§ Entretien

== == ==

Ali Laïdi : « Le terrorisme est aussi l’enfant de la guerre économique »

Ali Laïdi © Maël Le Briand

Nous publions un entretien initialement réalisé par la Conférence Gambetta avec Ali Laïdi. Chroniqueur à France 24 et responsable du Journal de l’Intelligence économique, il a récemment publié Le droit, nouvelle arme de guerre économique aux éditions Actes Sud et explique les origines et les dessous de cette guerre secrète que les États se livrent. Chercheur et docteur en science politique, il étudie ce phénomène depuis le milieu des années 1990. 


 

Conférence Gambetta – Comment en êtes-vous arrivé à l’étude de la guerre économique ?

Ali Laïdi – Avant de m’intéresser à la guerre économique j’étais un spécialiste du terrorisme. J’ai fréquenté les mosquées, j’ai étudié le phénomène mais je ne parvenais pas à trouver de réponse au pourquoi. Qu’est ce qui motive le passage à l’acte ? Ce pourquoi m’a entraîné vers d’autres horizons, je ne pouvais pas me restreindre au simple terrorisme. Mais l’étude de l’Islam et de l’islamisme ne m’a pas donné plus de réponses. En 1996 au cours de mes recherches, j’ai rencontré des membres de l’antiterrorisme qui m’ont expliqué qu’ils travaillaient également à la défense d’entreprises et que cette activité se nomme l’intelligence économique. J’ai commencé à m’intéresser au phénomène et j’ai écrit mon premier papier dessus en 1997 pour L’Obs. Et là je me dis que cette grille d’analyse fonctionne avec le terrorisme. Je décide donc d’écrire un livre dessus sur lequel j’ai été très critiqué et qui n’a malheureusement pas bien marché (rires).

== == ==

§ Consigne
Recopiez à l'identique le passage de l'entretien avec Ali Laïdi qui va de « Nous publions un » à « la guerre économique ? ».

(Une série d'entrées)
== == ==

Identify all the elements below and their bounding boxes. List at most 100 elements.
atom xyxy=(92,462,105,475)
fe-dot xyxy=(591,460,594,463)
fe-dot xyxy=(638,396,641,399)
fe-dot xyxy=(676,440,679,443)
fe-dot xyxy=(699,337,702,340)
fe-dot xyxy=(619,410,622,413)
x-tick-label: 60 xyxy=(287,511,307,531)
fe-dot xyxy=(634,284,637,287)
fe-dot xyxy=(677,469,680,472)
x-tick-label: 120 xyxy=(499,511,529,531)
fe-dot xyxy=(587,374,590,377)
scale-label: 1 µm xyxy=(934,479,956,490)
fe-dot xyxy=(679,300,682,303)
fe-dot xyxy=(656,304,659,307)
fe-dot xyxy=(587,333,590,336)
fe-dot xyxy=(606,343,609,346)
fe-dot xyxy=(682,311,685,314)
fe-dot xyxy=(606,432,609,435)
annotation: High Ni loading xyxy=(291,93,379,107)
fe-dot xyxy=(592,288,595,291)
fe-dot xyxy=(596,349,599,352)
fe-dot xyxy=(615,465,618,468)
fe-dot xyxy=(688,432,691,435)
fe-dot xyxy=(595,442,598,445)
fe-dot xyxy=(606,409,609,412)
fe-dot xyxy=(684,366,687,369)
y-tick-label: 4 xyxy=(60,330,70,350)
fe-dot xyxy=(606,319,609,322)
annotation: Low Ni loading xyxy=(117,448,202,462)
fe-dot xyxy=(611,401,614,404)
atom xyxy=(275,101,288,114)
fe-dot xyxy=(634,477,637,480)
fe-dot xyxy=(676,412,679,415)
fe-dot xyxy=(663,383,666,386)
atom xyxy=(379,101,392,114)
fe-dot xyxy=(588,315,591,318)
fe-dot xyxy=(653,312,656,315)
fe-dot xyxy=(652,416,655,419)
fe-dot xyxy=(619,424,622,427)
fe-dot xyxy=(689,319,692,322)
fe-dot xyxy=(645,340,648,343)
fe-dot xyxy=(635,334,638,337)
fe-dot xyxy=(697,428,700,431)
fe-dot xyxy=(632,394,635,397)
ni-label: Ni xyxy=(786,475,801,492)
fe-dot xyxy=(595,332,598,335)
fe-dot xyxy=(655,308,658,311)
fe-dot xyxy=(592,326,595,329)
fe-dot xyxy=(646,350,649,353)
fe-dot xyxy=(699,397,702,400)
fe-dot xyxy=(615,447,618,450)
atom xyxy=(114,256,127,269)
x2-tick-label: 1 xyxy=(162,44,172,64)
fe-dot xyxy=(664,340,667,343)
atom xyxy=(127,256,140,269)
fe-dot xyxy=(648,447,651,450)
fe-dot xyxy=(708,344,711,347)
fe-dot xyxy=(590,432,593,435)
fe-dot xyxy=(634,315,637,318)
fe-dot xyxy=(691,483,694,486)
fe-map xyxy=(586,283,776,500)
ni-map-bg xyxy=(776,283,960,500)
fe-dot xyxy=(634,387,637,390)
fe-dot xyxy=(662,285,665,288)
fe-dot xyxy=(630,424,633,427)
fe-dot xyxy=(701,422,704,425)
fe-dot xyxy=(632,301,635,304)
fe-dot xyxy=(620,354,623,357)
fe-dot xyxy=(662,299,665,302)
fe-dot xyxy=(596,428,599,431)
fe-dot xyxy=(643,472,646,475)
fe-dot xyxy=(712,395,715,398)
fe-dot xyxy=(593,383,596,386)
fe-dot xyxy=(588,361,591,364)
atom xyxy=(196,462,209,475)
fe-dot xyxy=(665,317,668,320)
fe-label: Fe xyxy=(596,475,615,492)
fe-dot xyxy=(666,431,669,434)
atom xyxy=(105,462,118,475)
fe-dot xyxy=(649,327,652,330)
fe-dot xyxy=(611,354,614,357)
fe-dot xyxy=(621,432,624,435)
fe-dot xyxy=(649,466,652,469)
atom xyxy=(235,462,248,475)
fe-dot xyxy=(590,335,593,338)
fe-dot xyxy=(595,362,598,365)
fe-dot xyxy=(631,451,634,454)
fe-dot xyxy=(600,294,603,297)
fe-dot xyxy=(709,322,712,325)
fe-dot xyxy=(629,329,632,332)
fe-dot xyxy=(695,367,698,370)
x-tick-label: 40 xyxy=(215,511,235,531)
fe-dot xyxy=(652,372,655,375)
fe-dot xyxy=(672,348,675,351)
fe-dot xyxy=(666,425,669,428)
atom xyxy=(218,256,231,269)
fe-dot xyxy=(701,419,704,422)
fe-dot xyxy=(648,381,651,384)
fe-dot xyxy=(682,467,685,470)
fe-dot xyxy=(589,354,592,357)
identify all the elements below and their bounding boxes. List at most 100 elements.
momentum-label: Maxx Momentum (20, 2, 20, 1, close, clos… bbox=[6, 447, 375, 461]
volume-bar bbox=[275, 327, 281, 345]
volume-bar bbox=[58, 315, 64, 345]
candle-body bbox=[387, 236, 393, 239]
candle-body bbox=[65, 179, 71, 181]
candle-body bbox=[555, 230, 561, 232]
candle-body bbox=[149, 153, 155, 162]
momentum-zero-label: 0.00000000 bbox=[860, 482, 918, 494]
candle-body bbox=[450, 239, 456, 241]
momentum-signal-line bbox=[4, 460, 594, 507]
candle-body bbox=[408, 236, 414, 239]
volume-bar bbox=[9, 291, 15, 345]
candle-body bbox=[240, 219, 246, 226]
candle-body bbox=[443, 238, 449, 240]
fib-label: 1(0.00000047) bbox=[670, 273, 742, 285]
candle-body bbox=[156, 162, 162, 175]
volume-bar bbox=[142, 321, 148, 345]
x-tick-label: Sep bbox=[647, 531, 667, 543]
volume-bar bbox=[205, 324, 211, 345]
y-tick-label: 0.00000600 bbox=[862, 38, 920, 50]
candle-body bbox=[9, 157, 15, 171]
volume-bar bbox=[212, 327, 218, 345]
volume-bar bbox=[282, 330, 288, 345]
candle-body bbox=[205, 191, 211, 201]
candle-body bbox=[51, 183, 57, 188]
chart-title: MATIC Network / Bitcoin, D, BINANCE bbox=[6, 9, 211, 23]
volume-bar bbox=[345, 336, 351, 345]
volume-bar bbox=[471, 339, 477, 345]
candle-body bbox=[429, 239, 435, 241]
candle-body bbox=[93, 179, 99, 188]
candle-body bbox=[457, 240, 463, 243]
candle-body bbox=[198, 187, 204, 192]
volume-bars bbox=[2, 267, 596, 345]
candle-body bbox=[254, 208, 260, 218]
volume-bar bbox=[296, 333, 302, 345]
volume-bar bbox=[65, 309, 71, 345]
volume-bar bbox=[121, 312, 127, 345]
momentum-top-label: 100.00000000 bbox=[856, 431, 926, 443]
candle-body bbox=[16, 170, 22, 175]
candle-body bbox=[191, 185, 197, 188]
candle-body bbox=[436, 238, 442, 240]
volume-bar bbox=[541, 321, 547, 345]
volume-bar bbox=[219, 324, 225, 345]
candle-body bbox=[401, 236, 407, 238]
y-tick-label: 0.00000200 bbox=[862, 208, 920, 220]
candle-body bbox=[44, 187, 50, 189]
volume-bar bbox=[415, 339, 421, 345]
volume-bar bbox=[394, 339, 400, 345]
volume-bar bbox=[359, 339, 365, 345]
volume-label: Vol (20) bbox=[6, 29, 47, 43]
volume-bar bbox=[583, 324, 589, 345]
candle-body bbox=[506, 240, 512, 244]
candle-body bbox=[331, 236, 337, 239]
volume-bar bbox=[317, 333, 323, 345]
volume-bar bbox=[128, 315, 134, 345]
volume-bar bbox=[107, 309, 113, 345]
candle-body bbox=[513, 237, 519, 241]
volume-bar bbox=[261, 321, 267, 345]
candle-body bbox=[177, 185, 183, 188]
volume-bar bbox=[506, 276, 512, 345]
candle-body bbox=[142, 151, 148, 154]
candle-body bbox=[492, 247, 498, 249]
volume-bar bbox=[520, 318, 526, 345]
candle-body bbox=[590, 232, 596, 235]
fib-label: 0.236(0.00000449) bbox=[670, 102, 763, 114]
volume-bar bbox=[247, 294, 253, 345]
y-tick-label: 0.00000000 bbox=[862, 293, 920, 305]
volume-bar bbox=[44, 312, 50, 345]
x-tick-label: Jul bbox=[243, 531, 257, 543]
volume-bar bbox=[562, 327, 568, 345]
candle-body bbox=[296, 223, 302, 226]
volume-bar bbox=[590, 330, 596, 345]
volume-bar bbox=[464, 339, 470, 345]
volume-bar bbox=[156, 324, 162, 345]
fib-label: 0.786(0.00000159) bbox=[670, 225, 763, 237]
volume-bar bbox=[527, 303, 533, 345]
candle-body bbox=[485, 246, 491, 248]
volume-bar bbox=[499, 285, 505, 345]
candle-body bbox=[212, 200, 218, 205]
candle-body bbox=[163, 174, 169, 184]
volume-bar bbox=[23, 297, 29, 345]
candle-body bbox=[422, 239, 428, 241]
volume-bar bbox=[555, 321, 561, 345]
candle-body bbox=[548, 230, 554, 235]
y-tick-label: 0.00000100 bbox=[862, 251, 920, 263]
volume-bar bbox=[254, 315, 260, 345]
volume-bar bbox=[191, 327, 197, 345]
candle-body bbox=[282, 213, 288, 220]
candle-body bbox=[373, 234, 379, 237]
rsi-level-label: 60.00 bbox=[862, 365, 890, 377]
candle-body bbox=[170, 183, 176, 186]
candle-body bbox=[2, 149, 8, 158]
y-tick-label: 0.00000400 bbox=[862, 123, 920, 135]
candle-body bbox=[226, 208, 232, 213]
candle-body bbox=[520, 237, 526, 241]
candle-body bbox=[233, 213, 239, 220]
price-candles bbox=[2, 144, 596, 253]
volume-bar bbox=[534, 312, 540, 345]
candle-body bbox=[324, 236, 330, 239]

== == ==

§ Tâche accomplie
Nous publions un entretien initialement réalisé par la Conférence Gambetta avec Ali Laïdi. Chroniqueur à France 24 et responsable du Journal de l’Intelligence économique, il a récemment publié Le droit, nouvelle arme de guerre économique aux éditions Actes Sud et explique les origines et les dessous de cette guerre secrète que les États se livrent. Chercheur et docteur en science politique, il étudie ce phénomène depuis le milieu des années 1990. 


 

Conférence Gambetta – Comment en êtes-vous arrivé à l’étude de la guerre économique ?